(begin)

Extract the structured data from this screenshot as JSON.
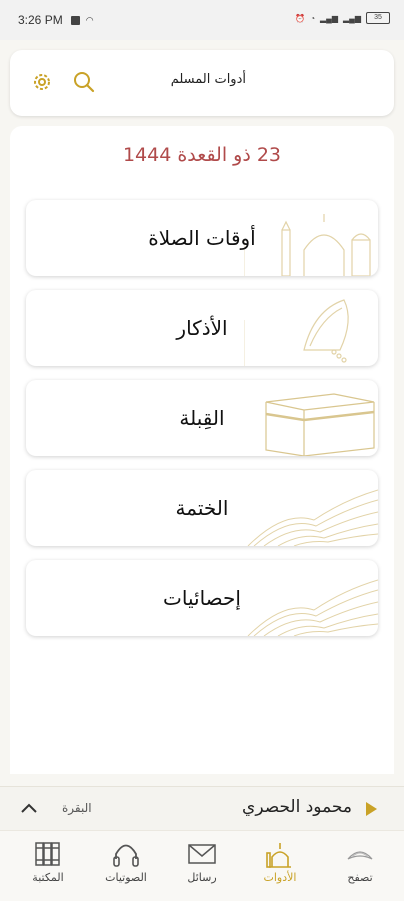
{
  "status_bar": {
    "time": "3:26 PM",
    "battery": "35"
  },
  "header": {
    "title": "أدوات المسلم"
  },
  "date": "23 ذو القعدة 1444",
  "tools": [
    {
      "label": "أوقات الصلاة",
      "icon": "mosque-icon"
    },
    {
      "label": "الأذكار",
      "icon": "prayer-hands-icon"
    },
    {
      "label": "القِبلة",
      "icon": "kaaba-icon"
    },
    {
      "label": "الختمة",
      "icon": "open-book-icon"
    },
    {
      "label": "إحصائيات",
      "icon": "open-book-icon"
    }
  ],
  "player": {
    "reciter": "محمود الحصري",
    "surah": "البقرة"
  },
  "nav": [
    {
      "label": "تصفح",
      "icon": "quran-icon"
    },
    {
      "label": "الأدوات",
      "icon": "tools-mosque-icon",
      "active": true
    },
    {
      "label": "رسائل",
      "icon": "envelope-icon"
    },
    {
      "label": "الصوتيات",
      "icon": "headphones-icon"
    },
    {
      "label": "المكتبة",
      "icon": "books-icon"
    }
  ],
  "colors": {
    "accent": "#c9a227",
    "date": "#b04a4a"
  }
}
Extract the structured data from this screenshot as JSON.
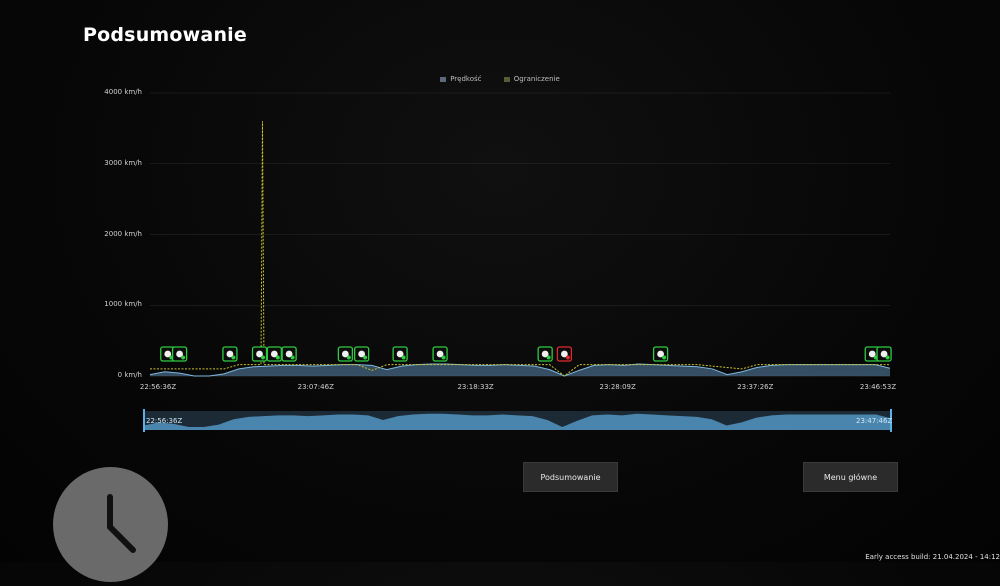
{
  "page": {
    "title": "Podsumowanie"
  },
  "legend": [
    {
      "label": "Prędkość",
      "color": "#5a6a7a"
    },
    {
      "label": "Ograniczenie",
      "color": "#5a5a3a"
    }
  ],
  "chart_data": {
    "type": "area",
    "title": "",
    "xlabel": "",
    "ylabel": "",
    "y_unit": "km/h",
    "ylim": [
      0,
      4000
    ],
    "y_ticks": [
      "0 km/h",
      "1000 km/h",
      "2000 km/h",
      "3000 km/h",
      "4000 km/h"
    ],
    "x_ticks": [
      "22:56:36Z",
      "23:07:46Z",
      "23:18:33Z",
      "23:28:09Z",
      "23:37:26Z",
      "23:46:53Z"
    ],
    "grid": true,
    "legend_position": "top-center",
    "series": [
      {
        "name": "Prędkość",
        "x_minutes_from_start": [
          0,
          1,
          2,
          3,
          4,
          5,
          6,
          7,
          8,
          9,
          10,
          11,
          12,
          13,
          14,
          15,
          16,
          17,
          18,
          19,
          20,
          21,
          22,
          23,
          24,
          25,
          26,
          27,
          28,
          29,
          30,
          31,
          32,
          33,
          34,
          35,
          36,
          37,
          38,
          39,
          40,
          41,
          42,
          43,
          44,
          45,
          46,
          47,
          48,
          49,
          50
        ],
        "values": [
          20,
          60,
          40,
          0,
          0,
          30,
          100,
          130,
          140,
          150,
          150,
          140,
          150,
          160,
          160,
          150,
          90,
          140,
          160,
          170,
          170,
          160,
          150,
          150,
          160,
          150,
          140,
          90,
          0,
          80,
          150,
          160,
          150,
          170,
          160,
          150,
          140,
          130,
          100,
          20,
          60,
          120,
          150,
          160,
          160,
          160,
          160,
          160,
          160,
          160,
          110
        ]
      },
      {
        "name": "Ograniczenie",
        "x_minutes_from_start": [
          0,
          5,
          6,
          7.5,
          7.6,
          7.7,
          8,
          14,
          15,
          16,
          27,
          28,
          29,
          30,
          36,
          37,
          40,
          41,
          49,
          50
        ],
        "values": [
          100,
          100,
          160,
          160,
          3600,
          160,
          160,
          160,
          80,
          160,
          160,
          0,
          160,
          160,
          160,
          160,
          100,
          160,
          160,
          160
        ]
      }
    ]
  },
  "markers": [
    {
      "x_minutes_from_start": 1.2,
      "icon": "traffic-light-icon",
      "status": "ok"
    },
    {
      "x_minutes_from_start": 2.0,
      "icon": "hand-stop-icon",
      "status": "ok"
    },
    {
      "x_minutes_from_start": 5.4,
      "icon": "speed-shield-icon",
      "status": "ok"
    },
    {
      "x_minutes_from_start": 7.4,
      "icon": "speed-shield-icon",
      "status": "ok"
    },
    {
      "x_minutes_from_start": 8.4,
      "icon": "speed-shield-icon",
      "status": "ok"
    },
    {
      "x_minutes_from_start": 9.4,
      "icon": "horn-icon",
      "status": "ok"
    },
    {
      "x_minutes_from_start": 13.2,
      "icon": "speed-shield-icon",
      "status": "ok"
    },
    {
      "x_minutes_from_start": 14.3,
      "icon": "traffic-light-icon",
      "status": "ok"
    },
    {
      "x_minutes_from_start": 16.9,
      "icon": "speed-shield-icon",
      "status": "ok"
    },
    {
      "x_minutes_from_start": 19.6,
      "icon": "speed-shield-icon",
      "status": "ok"
    },
    {
      "x_minutes_from_start": 26.7,
      "icon": "speed-shield-icon",
      "status": "ok"
    },
    {
      "x_minutes_from_start": 28.0,
      "icon": "stop-sign-icon",
      "status": "fail"
    },
    {
      "x_minutes_from_start": 34.5,
      "icon": "speed-shield-icon",
      "status": "ok"
    },
    {
      "x_minutes_from_start": 48.8,
      "icon": "speed-shield-icon",
      "status": "ok"
    },
    {
      "x_minutes_from_start": 49.6,
      "icon": "horn-icon",
      "status": "ok"
    }
  ],
  "navigator": {
    "start_label": "22:56:36Z",
    "end_label": "23:47:46Z"
  },
  "buttons": {
    "summary": "Podsumowanie",
    "main_menu": "Menu główne"
  },
  "footer": {
    "build": "Early access build: 21.04.2024 - 14:12"
  },
  "colors": {
    "speed_fill": "#3d5a73",
    "speed_line": "#7fb7e0",
    "limit_line": "#c9c22a",
    "marker_ok": "#2ecc40",
    "marker_fail": "#e0282c",
    "grid": "#2a2a2a"
  }
}
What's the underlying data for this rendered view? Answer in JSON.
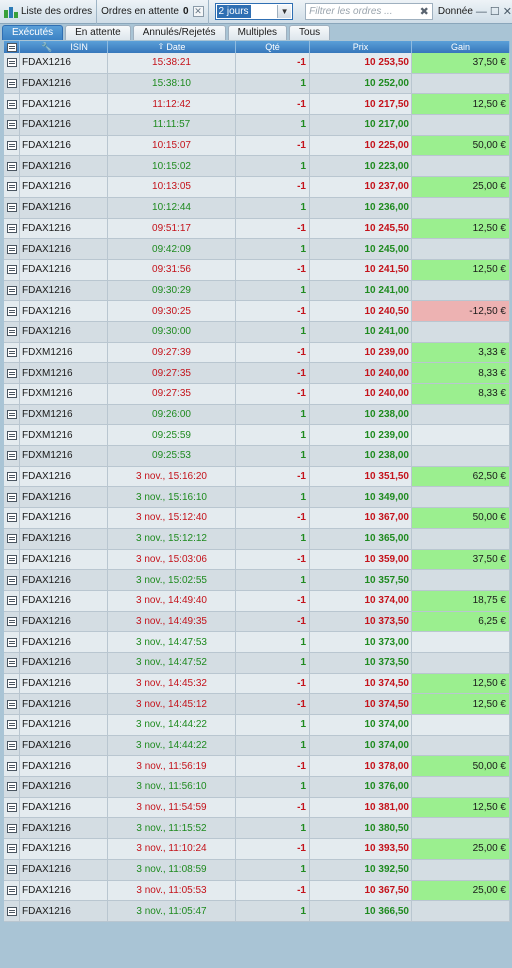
{
  "titlebar": {
    "list_label": "Liste des ordres",
    "pending_label": "Ordres en attente",
    "pending_count": "0",
    "period_value": "2 jours",
    "filter_placeholder": "Filtrer les ordres ...",
    "data_label": "Donnée"
  },
  "tabs": [
    "Exécutés",
    "En attente",
    "Annulés/Rejetés",
    "Multiples",
    "Tous"
  ],
  "columns": {
    "isin": "ISIN",
    "date": "Date",
    "qty": "Qté",
    "price": "Prix",
    "gain": "Gain"
  },
  "colors": {
    "header": "#3b82c4",
    "loss_text": "#c4121a",
    "gain_text": "#1e8a1e",
    "gain_bg": "#9bef8f",
    "loss_bg": "#edb2b2"
  },
  "orders": [
    {
      "isin": "FDAX1216",
      "date": "15:38:21",
      "qty": "-1",
      "price": "10 253,50",
      "gain": "37,50 €"
    },
    {
      "isin": "FDAX1216",
      "date": "15:38:10",
      "qty": "1",
      "price": "10 252,00",
      "gain": ""
    },
    {
      "isin": "FDAX1216",
      "date": "11:12:42",
      "qty": "-1",
      "price": "10 217,50",
      "gain": "12,50 €"
    },
    {
      "isin": "FDAX1216",
      "date": "11:11:57",
      "qty": "1",
      "price": "10 217,00",
      "gain": ""
    },
    {
      "isin": "FDAX1216",
      "date": "10:15:07",
      "qty": "-1",
      "price": "10 225,00",
      "gain": "50,00 €"
    },
    {
      "isin": "FDAX1216",
      "date": "10:15:02",
      "qty": "1",
      "price": "10 223,00",
      "gain": ""
    },
    {
      "isin": "FDAX1216",
      "date": "10:13:05",
      "qty": "-1",
      "price": "10 237,00",
      "gain": "25,00 €"
    },
    {
      "isin": "FDAX1216",
      "date": "10:12:44",
      "qty": "1",
      "price": "10 236,00",
      "gain": ""
    },
    {
      "isin": "FDAX1216",
      "date": "09:51:17",
      "qty": "-1",
      "price": "10 245,50",
      "gain": "12,50 €"
    },
    {
      "isin": "FDAX1216",
      "date": "09:42:09",
      "qty": "1",
      "price": "10 245,00",
      "gain": ""
    },
    {
      "isin": "FDAX1216",
      "date": "09:31:56",
      "qty": "-1",
      "price": "10 241,50",
      "gain": "12,50 €"
    },
    {
      "isin": "FDAX1216",
      "date": "09:30:29",
      "qty": "1",
      "price": "10 241,00",
      "gain": ""
    },
    {
      "isin": "FDAX1216",
      "date": "09:30:25",
      "qty": "-1",
      "price": "10 240,50",
      "gain": "-12,50 €"
    },
    {
      "isin": "FDAX1216",
      "date": "09:30:00",
      "qty": "1",
      "price": "10 241,00",
      "gain": ""
    },
    {
      "isin": "FDXM1216",
      "date": "09:27:39",
      "qty": "-1",
      "price": "10 239,00",
      "gain": "3,33 €"
    },
    {
      "isin": "FDXM1216",
      "date": "09:27:35",
      "qty": "-1",
      "price": "10 240,00",
      "gain": "8,33 €"
    },
    {
      "isin": "FDXM1216",
      "date": "09:27:35",
      "qty": "-1",
      "price": "10 240,00",
      "gain": "8,33 €"
    },
    {
      "isin": "FDXM1216",
      "date": "09:26:00",
      "qty": "1",
      "price": "10 238,00",
      "gain": ""
    },
    {
      "isin": "FDXM1216",
      "date": "09:25:59",
      "qty": "1",
      "price": "10 239,00",
      "gain": ""
    },
    {
      "isin": "FDXM1216",
      "date": "09:25:53",
      "qty": "1",
      "price": "10 238,00",
      "gain": ""
    },
    {
      "isin": "FDAX1216",
      "date": "3 nov., 15:16:20",
      "qty": "-1",
      "price": "10 351,50",
      "gain": "62,50 €"
    },
    {
      "isin": "FDAX1216",
      "date": "3 nov., 15:16:10",
      "qty": "1",
      "price": "10 349,00",
      "gain": ""
    },
    {
      "isin": "FDAX1216",
      "date": "3 nov., 15:12:40",
      "qty": "-1",
      "price": "10 367,00",
      "gain": "50,00 €"
    },
    {
      "isin": "FDAX1216",
      "date": "3 nov., 15:12:12",
      "qty": "1",
      "price": "10 365,00",
      "gain": ""
    },
    {
      "isin": "FDAX1216",
      "date": "3 nov., 15:03:06",
      "qty": "-1",
      "price": "10 359,00",
      "gain": "37,50 €"
    },
    {
      "isin": "FDAX1216",
      "date": "3 nov., 15:02:55",
      "qty": "1",
      "price": "10 357,50",
      "gain": ""
    },
    {
      "isin": "FDAX1216",
      "date": "3 nov., 14:49:40",
      "qty": "-1",
      "price": "10 374,00",
      "gain": "18,75 €"
    },
    {
      "isin": "FDAX1216",
      "date": "3 nov., 14:49:35",
      "qty": "-1",
      "price": "10 373,50",
      "gain": "6,25 €"
    },
    {
      "isin": "FDAX1216",
      "date": "3 nov., 14:47:53",
      "qty": "1",
      "price": "10 373,00",
      "gain": ""
    },
    {
      "isin": "FDAX1216",
      "date": "3 nov., 14:47:52",
      "qty": "1",
      "price": "10 373,50",
      "gain": ""
    },
    {
      "isin": "FDAX1216",
      "date": "3 nov., 14:45:32",
      "qty": "-1",
      "price": "10 374,50",
      "gain": "12,50 €"
    },
    {
      "isin": "FDAX1216",
      "date": "3 nov., 14:45:12",
      "qty": "-1",
      "price": "10 374,50",
      "gain": "12,50 €"
    },
    {
      "isin": "FDAX1216",
      "date": "3 nov., 14:44:22",
      "qty": "1",
      "price": "10 374,00",
      "gain": ""
    },
    {
      "isin": "FDAX1216",
      "date": "3 nov., 14:44:22",
      "qty": "1",
      "price": "10 374,00",
      "gain": ""
    },
    {
      "isin": "FDAX1216",
      "date": "3 nov., 11:56:19",
      "qty": "-1",
      "price": "10 378,00",
      "gain": "50,00 €"
    },
    {
      "isin": "FDAX1216",
      "date": "3 nov., 11:56:10",
      "qty": "1",
      "price": "10 376,00",
      "gain": ""
    },
    {
      "isin": "FDAX1216",
      "date": "3 nov., 11:54:59",
      "qty": "-1",
      "price": "10 381,00",
      "gain": "12,50 €"
    },
    {
      "isin": "FDAX1216",
      "date": "3 nov., 11:15:52",
      "qty": "1",
      "price": "10 380,50",
      "gain": ""
    },
    {
      "isin": "FDAX1216",
      "date": "3 nov., 11:10:24",
      "qty": "-1",
      "price": "10 393,50",
      "gain": "25,00 €"
    },
    {
      "isin": "FDAX1216",
      "date": "3 nov., 11:08:59",
      "qty": "1",
      "price": "10 392,50",
      "gain": ""
    },
    {
      "isin": "FDAX1216",
      "date": "3 nov., 11:05:53",
      "qty": "-1",
      "price": "10 367,50",
      "gain": "25,00 €"
    },
    {
      "isin": "FDAX1216",
      "date": "3 nov., 11:05:47",
      "qty": "1",
      "price": "10 366,50",
      "gain": ""
    }
  ]
}
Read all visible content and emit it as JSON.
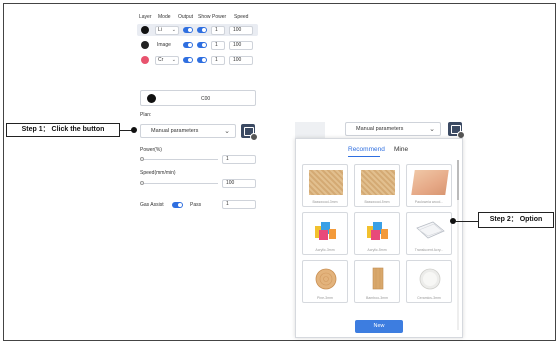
{
  "layer_table": {
    "headers": [
      "Layer",
      "Mode",
      "Output",
      "Show",
      "Power",
      "Speed"
    ],
    "rows": [
      {
        "color": "#111111",
        "mode": "Li",
        "power": "1",
        "speed": "100",
        "selected": true
      },
      {
        "color": "#222222",
        "mode": "Image",
        "power": "1",
        "speed": "100",
        "selected": false
      },
      {
        "color": "#e8536e",
        "mode": "Cr",
        "power": "1",
        "speed": "100",
        "selected": false
      }
    ]
  },
  "layer_color": {
    "swatch": "#111111",
    "label": "C00"
  },
  "plan": {
    "label": "Plan:",
    "select_value": "Manual parameters",
    "popup_select_value": "Manual parameters"
  },
  "params": {
    "power_label": "Power(%)",
    "power_value": "1",
    "power_level": 0.0,
    "speed_label": "Speed(mm/min)",
    "speed_value": "100",
    "speed_level": 0.0,
    "gas_assist_label": "Gas Assist",
    "gas_assist_on": true,
    "pass_label": "Pass",
    "pass_value": "1"
  },
  "callouts": {
    "step1": "Step 1：  Click the button",
    "step2": "Step 2：  Option"
  },
  "popup": {
    "tabs": [
      {
        "label": "Recommend",
        "active": true
      },
      {
        "label": "Mine",
        "active": false
      }
    ],
    "materials": [
      {
        "label": "Basswood-3mm",
        "icon": "basswood-icon"
      },
      {
        "label": "Basswood-5mm",
        "icon": "basswood-icon"
      },
      {
        "label": "Paulownia wood...",
        "icon": "paulownia-wood-icon"
      },
      {
        "label": "Acrylic-3mm",
        "icon": "acrylic-icon"
      },
      {
        "label": "Acrylic-5mm",
        "icon": "acrylic-icon"
      },
      {
        "label": "Translucent Acry...",
        "icon": "translucent-acrylic-icon"
      },
      {
        "label": "Pine-3mm",
        "icon": "pine-icon"
      },
      {
        "label": "Bamboo-3mm",
        "icon": "bamboo-icon"
      },
      {
        "label": "Ceramics-3mm",
        "icon": "ceramics-icon"
      }
    ],
    "new_button": "New"
  },
  "colors": {
    "accent": "#2f6fe0",
    "save_button": "#3b4a63",
    "new_button": "#3d7de0"
  }
}
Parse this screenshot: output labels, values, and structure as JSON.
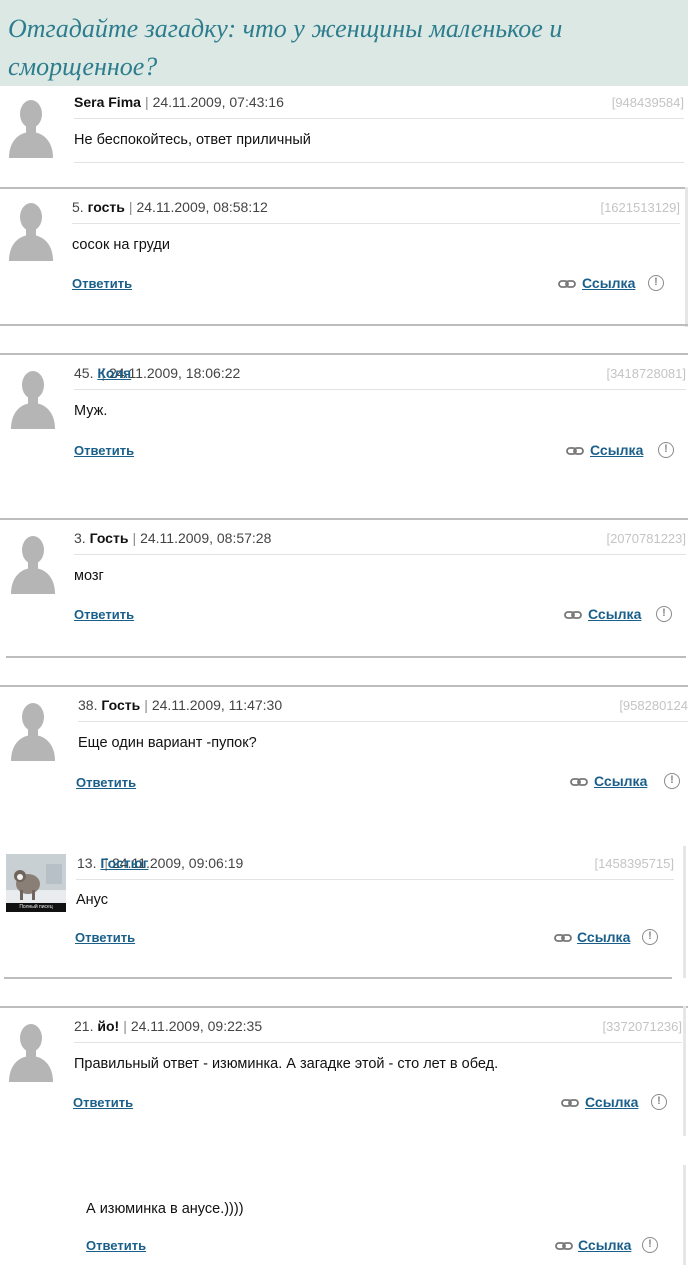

(end)

Look through the data and show every line containing "stop".

Full answer >>
      "icon": "hand-stop-icon",
      "icon": "stop-sign-icon",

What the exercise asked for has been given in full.